>> begin SUPPLIED RECORDS

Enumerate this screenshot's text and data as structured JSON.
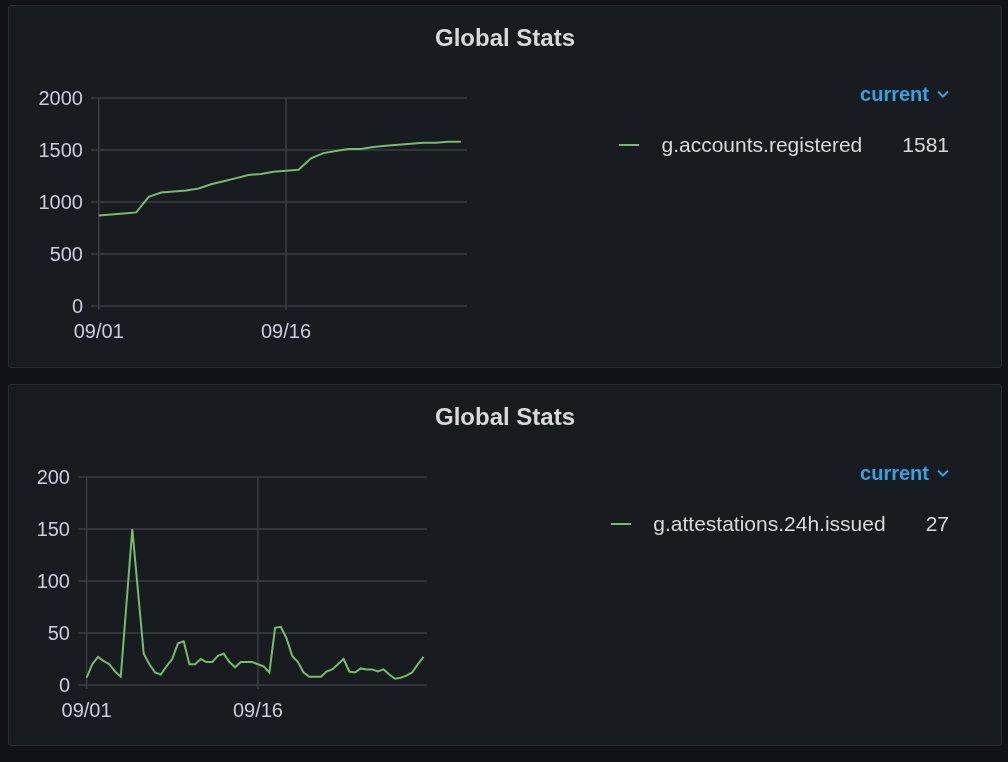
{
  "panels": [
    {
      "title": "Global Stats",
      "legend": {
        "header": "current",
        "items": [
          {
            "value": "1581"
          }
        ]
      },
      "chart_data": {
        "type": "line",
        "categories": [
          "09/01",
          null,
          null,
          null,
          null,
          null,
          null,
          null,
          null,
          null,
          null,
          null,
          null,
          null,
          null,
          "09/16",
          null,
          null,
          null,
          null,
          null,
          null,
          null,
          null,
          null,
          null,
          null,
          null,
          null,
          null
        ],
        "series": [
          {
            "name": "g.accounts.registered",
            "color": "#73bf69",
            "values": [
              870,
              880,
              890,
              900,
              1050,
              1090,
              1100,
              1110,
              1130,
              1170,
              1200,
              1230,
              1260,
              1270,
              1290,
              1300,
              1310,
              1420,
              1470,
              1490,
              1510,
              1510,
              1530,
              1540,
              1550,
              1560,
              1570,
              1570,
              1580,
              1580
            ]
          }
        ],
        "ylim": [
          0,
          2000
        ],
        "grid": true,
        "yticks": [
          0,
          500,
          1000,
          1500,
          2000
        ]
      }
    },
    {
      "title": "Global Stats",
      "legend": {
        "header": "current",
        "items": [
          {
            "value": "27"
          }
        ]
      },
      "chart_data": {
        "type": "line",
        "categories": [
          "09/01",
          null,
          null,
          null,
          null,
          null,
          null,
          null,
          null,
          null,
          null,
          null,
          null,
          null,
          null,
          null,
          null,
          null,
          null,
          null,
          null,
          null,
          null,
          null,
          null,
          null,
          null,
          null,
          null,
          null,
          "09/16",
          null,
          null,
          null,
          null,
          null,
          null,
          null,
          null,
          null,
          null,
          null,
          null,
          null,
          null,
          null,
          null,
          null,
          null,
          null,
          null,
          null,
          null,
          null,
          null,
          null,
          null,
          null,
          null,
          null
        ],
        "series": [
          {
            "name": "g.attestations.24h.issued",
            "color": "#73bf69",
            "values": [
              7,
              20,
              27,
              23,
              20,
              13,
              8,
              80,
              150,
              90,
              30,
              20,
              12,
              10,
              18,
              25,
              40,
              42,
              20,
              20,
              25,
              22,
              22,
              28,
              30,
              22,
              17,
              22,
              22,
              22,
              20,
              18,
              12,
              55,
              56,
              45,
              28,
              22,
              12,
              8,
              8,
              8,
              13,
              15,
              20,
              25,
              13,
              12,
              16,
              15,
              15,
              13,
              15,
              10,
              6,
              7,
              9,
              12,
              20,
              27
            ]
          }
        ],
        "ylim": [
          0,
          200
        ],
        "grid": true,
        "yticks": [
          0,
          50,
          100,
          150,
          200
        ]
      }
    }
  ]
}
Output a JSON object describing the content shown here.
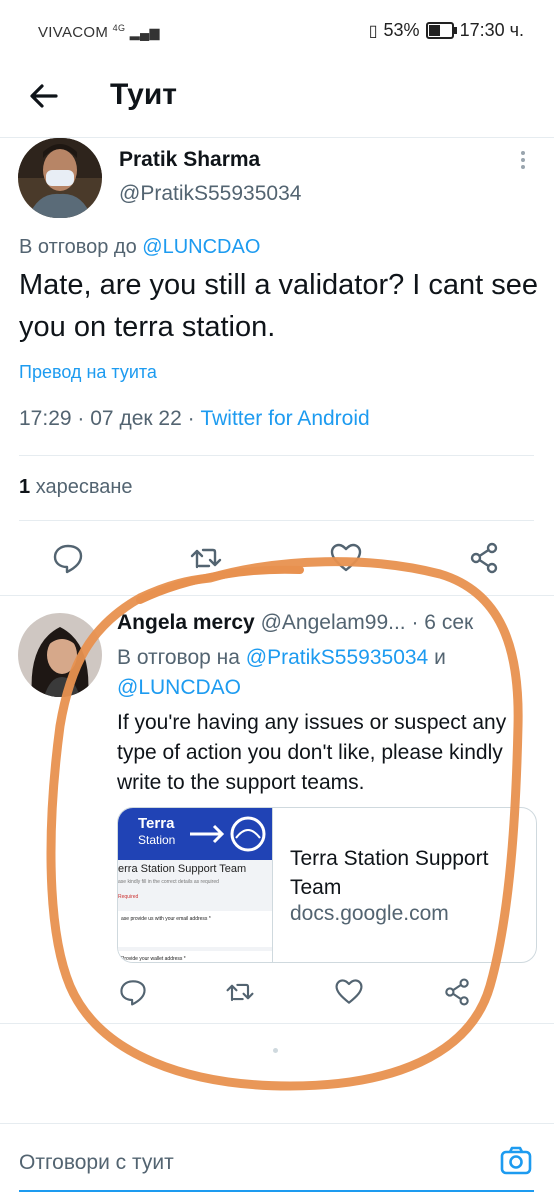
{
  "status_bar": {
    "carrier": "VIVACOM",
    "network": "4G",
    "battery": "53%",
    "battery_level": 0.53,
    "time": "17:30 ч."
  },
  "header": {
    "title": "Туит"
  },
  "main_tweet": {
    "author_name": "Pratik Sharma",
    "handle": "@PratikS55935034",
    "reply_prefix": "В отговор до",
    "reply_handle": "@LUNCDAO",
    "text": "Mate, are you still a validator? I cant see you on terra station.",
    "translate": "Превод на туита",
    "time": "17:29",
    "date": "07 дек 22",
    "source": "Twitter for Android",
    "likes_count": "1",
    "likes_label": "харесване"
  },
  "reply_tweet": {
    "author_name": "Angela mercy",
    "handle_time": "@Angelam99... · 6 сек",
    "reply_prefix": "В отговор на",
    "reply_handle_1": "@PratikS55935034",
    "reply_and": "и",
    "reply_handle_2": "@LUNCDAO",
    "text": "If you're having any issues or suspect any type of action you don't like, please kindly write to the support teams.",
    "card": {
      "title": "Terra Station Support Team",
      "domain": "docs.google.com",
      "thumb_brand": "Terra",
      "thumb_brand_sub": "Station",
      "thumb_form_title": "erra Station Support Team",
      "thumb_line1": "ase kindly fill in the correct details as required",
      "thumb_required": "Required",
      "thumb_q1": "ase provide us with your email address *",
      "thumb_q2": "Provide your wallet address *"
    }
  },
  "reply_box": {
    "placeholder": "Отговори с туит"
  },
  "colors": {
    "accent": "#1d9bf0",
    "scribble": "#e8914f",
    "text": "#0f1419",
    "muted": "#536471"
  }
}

>> end SUPPLIED RECORDS

GIVEN EXERCISE -> None of the pictures should appear; repeat the records exactly otherwise.

ANSWER FOR THE TASK ->
Enumerate this screenshot's text and data as structured JSON.
{
  "panels": [
    {
      "title": "Global Stats",
      "legend": {
        "header": "current",
        "items": [
          {
            "value": "1581"
          }
        ]
      },
      "chart_data": {
        "type": "line",
        "categories": [
          "09/01",
          null,
          null,
          null,
          null,
          null,
          null,
          null,
          null,
          null,
          null,
          null,
          null,
          null,
          null,
          "09/16",
          null,
          null,
          null,
          null,
          null,
          null,
          null,
          null,
          null,
          null,
          null,
          null,
          null,
          null
        ],
        "series": [
          {
            "name": "g.accounts.registered",
            "color": "#73bf69",
            "values": [
              870,
              880,
              890,
              900,
              1050,
              1090,
              1100,
              1110,
              1130,
              1170,
              1200,
              1230,
              1260,
              1270,
              1290,
              1300,
              1310,
              1420,
              1470,
              1490,
              1510,
              1510,
              1530,
              1540,
              1550,
              1560,
              1570,
              1570,
              1580,
              1580
            ]
          }
        ],
        "ylim": [
          0,
          2000
        ],
        "grid": true,
        "yticks": [
          0,
          500,
          1000,
          1500,
          2000
        ]
      }
    },
    {
      "title": "Global Stats",
      "legend": {
        "header": "current",
        "items": [
          {
            "value": "27"
          }
        ]
      },
      "chart_data": {
        "type": "line",
        "categories": [
          "09/01",
          null,
          null,
          null,
          null,
          null,
          null,
          null,
          null,
          null,
          null,
          null,
          null,
          null,
          null,
          null,
          null,
          null,
          null,
          null,
          null,
          null,
          null,
          null,
          null,
          null,
          null,
          null,
          null,
          null,
          "09/16",
          null,
          null,
          null,
          null,
          null,
          null,
          null,
          null,
          null,
          null,
          null,
          null,
          null,
          null,
          null,
          null,
          null,
          null,
          null,
          null,
          null,
          null,
          null,
          null,
          null,
          null,
          null,
          null,
          null
        ],
        "series": [
          {
            "name": "g.attestations.24h.issued",
            "color": "#73bf69",
            "values": [
              7,
              20,
              27,
              23,
              20,
              13,
              8,
              80,
              150,
              90,
              30,
              20,
              12,
              10,
              18,
              25,
              40,
              42,
              20,
              20,
              25,
              22,
              22,
              28,
              30,
              22,
              17,
              22,
              22,
              22,
              20,
              18,
              12,
              55,
              56,
              45,
              28,
              22,
              12,
              8,
              8,
              8,
              13,
              15,
              20,
              25,
              13,
              12,
              16,
              15,
              15,
              13,
              15,
              10,
              6,
              7,
              9,
              12,
              20,
              27
            ]
          }
        ],
        "ylim": [
          0,
          200
        ],
        "grid": true,
        "yticks": [
          0,
          50,
          100,
          150,
          200
        ]
      }
    }
  ]
}
Output a JSON object describing the content shown here.
{
  "status_bar": {
    "carrier": "VIVACOM",
    "network": "4G",
    "battery": "53%",
    "battery_level": 0.53,
    "time": "17:30 ч."
  },
  "header": {
    "title": "Туит"
  },
  "main_tweet": {
    "author_name": "Pratik Sharma",
    "handle": "@PratikS55935034",
    "reply_prefix": "В отговор до",
    "reply_handle": "@LUNCDAO",
    "text": "Mate, are you still a validator? I cant see you on terra station.",
    "translate": "Превод на туита",
    "time": "17:29",
    "date": "07 дек 22",
    "source": "Twitter for Android",
    "likes_count": "1",
    "likes_label": "харесване"
  },
  "reply_tweet": {
    "author_name": "Angela mercy",
    "handle_time": "@Angelam99... · 6 сек",
    "reply_prefix": "В отговор на",
    "reply_handle_1": "@PratikS55935034",
    "reply_and": "и",
    "reply_handle_2": "@LUNCDAO",
    "text": "If you're having any issues or suspect any type of action you don't like, please kindly write to the support teams.",
    "card": {
      "title": "Terra Station Support Team",
      "domain": "docs.google.com",
      "thumb_brand": "Terra",
      "thumb_brand_sub": "Station",
      "thumb_form_title": "erra Station Support Team",
      "thumb_line1": "ase kindly fill in the correct details as required",
      "thumb_required": "Required",
      "thumb_q1": "ase provide us with your email address *",
      "thumb_q2": "Provide your wallet address *"
    }
  },
  "reply_box": {
    "placeholder": "Отговори с туит"
  },
  "colors": {
    "accent": "#1d9bf0",
    "scribble": "#e8914f",
    "text": "#0f1419",
    "muted": "#536471"
  }
}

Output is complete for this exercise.